## TO DO
Reply with only the number of lines that contain the string "JSON".

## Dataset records
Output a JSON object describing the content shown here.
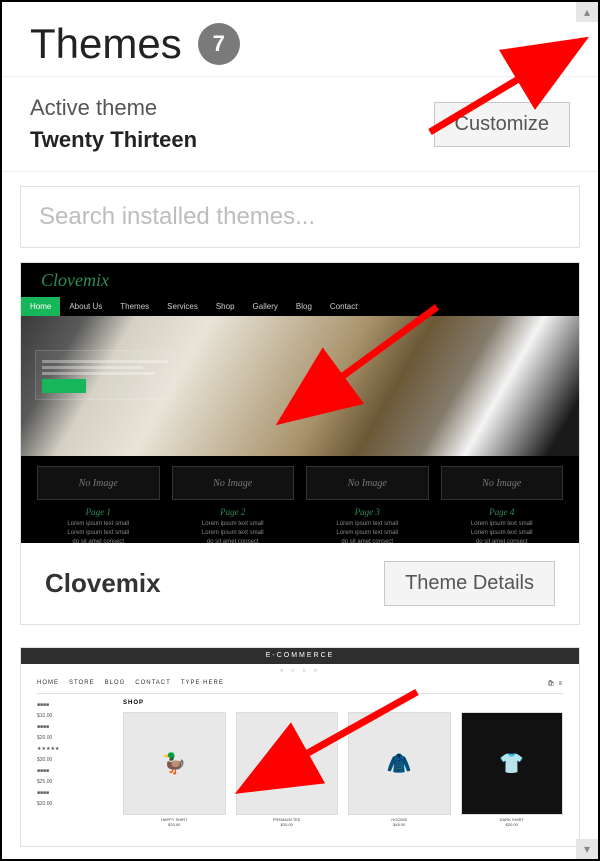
{
  "header": {
    "title": "Themes",
    "count": "7"
  },
  "active": {
    "label": "Active theme",
    "name": "Twenty Thirteen",
    "customize_label": "Customize"
  },
  "search": {
    "placeholder": "Search installed themes..."
  },
  "theme_card": {
    "name": "Clovemix",
    "brand": "Clovemix",
    "nav": [
      "Home",
      "About Us",
      "Themes",
      "Services",
      "Shop",
      "Gallery",
      "Blog",
      "Contact"
    ],
    "no_image": "No Image",
    "details_label": "Theme Details"
  },
  "shop_card": {
    "top": "E-COMMERCE",
    "nav": [
      "HOME",
      "STORE",
      "BLOG",
      "CONTACT",
      "TYPE HERE"
    ],
    "shop_label": "SHOP"
  }
}
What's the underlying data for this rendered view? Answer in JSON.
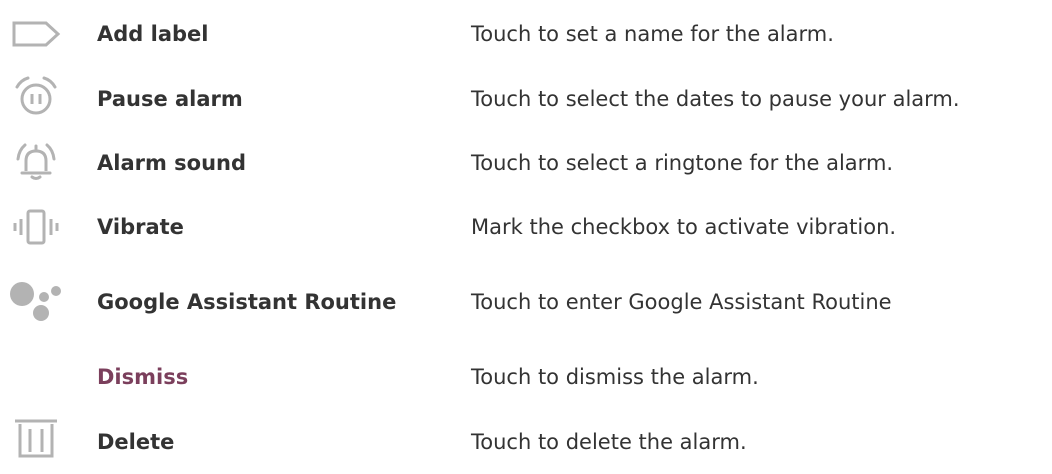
{
  "colors": {
    "text": "#333333",
    "accent": "#7b3f5c",
    "icon": "#b3b3b3"
  },
  "rows": [
    {
      "icon": "label-tag-icon",
      "label": "Add label",
      "description": "Touch to set a name for the alarm."
    },
    {
      "icon": "pause-alarm-icon",
      "label": "Pause alarm",
      "description": "Touch to select the dates to pause your alarm."
    },
    {
      "icon": "alarm-bell-icon",
      "label": "Alarm sound",
      "description": "Touch to select a ringtone for the alarm."
    },
    {
      "icon": "vibrate-phone-icon",
      "label": "Vibrate",
      "description": "Mark the checkbox to activate vibration."
    },
    {
      "icon": "google-assistant-icon",
      "label": "Google Assistant Routine",
      "description": "Touch to enter Google Assistant Routine"
    },
    {
      "icon": "",
      "label": "Dismiss",
      "description": "Touch to dismiss the alarm."
    },
    {
      "icon": "trash-can-icon",
      "label": "Delete",
      "description": "Touch to delete the alarm."
    }
  ]
}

## FULL SOLUTION
2